### Set exercise
Copy out each line in the material below that has the word "عائشة".

Collected data:
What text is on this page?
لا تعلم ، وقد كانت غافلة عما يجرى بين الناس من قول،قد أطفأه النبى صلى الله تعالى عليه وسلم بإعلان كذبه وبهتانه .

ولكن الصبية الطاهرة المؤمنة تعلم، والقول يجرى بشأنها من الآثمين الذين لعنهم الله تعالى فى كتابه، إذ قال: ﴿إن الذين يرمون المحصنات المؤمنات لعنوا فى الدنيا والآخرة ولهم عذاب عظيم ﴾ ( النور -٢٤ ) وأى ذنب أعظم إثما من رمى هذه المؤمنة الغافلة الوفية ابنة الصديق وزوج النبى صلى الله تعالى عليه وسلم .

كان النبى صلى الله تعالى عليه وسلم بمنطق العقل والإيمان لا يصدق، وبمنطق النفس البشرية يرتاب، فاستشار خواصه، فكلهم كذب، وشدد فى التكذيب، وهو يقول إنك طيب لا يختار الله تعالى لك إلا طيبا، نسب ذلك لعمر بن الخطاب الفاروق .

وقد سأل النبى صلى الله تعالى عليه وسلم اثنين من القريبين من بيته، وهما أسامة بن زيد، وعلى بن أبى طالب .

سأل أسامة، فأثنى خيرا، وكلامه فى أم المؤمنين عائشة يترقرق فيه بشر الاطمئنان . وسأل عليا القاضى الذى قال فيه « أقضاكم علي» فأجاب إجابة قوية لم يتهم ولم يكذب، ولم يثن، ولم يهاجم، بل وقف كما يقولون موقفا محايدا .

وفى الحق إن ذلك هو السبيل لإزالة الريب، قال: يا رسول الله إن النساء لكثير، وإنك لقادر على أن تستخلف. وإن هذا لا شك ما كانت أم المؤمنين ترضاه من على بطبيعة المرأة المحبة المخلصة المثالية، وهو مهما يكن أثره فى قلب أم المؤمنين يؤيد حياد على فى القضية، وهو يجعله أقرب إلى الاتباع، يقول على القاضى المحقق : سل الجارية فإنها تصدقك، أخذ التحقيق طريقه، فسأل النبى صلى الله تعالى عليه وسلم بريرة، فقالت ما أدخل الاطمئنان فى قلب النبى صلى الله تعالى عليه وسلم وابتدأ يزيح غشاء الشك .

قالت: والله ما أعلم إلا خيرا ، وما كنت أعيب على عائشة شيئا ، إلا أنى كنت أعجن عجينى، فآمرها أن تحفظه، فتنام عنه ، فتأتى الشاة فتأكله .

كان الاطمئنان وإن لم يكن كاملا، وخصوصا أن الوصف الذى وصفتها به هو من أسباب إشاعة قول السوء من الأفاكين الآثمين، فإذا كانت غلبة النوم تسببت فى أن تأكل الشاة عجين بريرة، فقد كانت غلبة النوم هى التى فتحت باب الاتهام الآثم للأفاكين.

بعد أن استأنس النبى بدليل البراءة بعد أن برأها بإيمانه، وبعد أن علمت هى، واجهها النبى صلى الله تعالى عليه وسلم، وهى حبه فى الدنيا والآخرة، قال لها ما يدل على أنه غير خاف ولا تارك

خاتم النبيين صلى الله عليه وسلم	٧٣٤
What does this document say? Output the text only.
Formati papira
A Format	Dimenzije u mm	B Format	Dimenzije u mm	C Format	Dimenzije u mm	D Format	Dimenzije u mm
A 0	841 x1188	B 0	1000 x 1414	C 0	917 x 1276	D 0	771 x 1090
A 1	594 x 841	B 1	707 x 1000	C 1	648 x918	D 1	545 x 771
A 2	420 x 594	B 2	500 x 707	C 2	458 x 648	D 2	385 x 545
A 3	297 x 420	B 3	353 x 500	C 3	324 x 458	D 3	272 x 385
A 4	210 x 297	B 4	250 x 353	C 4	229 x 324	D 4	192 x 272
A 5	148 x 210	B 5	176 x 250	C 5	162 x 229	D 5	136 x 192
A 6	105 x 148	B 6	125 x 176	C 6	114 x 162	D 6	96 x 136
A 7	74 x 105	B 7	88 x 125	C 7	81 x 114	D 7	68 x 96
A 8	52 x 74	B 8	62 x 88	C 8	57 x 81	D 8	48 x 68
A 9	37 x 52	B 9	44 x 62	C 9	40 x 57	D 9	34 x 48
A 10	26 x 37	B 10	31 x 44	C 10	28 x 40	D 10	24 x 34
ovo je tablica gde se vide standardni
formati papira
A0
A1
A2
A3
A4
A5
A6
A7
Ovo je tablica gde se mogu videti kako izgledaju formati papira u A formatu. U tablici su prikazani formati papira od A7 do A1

### Task response
سأل أسامة، فأثنى خيرا، وكلامه فى أم المؤمنين عائشة يترقرق فيه بشر الاطمئنان . وسأل عليا القاضى الذى قال فيه « أقضاكم علي» فأجاب إجابة قوية لم يتهم ولم يكذب، ولم يثن، ولم يهاجم، بل وقف كما يقولون موقفا محايدا .
قالت: والله ما أعلم إلا خيرا ، وما كنت أعيب على عائشة شيئا ، إلا أنى كنت أعجن عجينى، فآمرها أن تحفظه، فتنام عنه ، فتأتى الشاة فتأكله .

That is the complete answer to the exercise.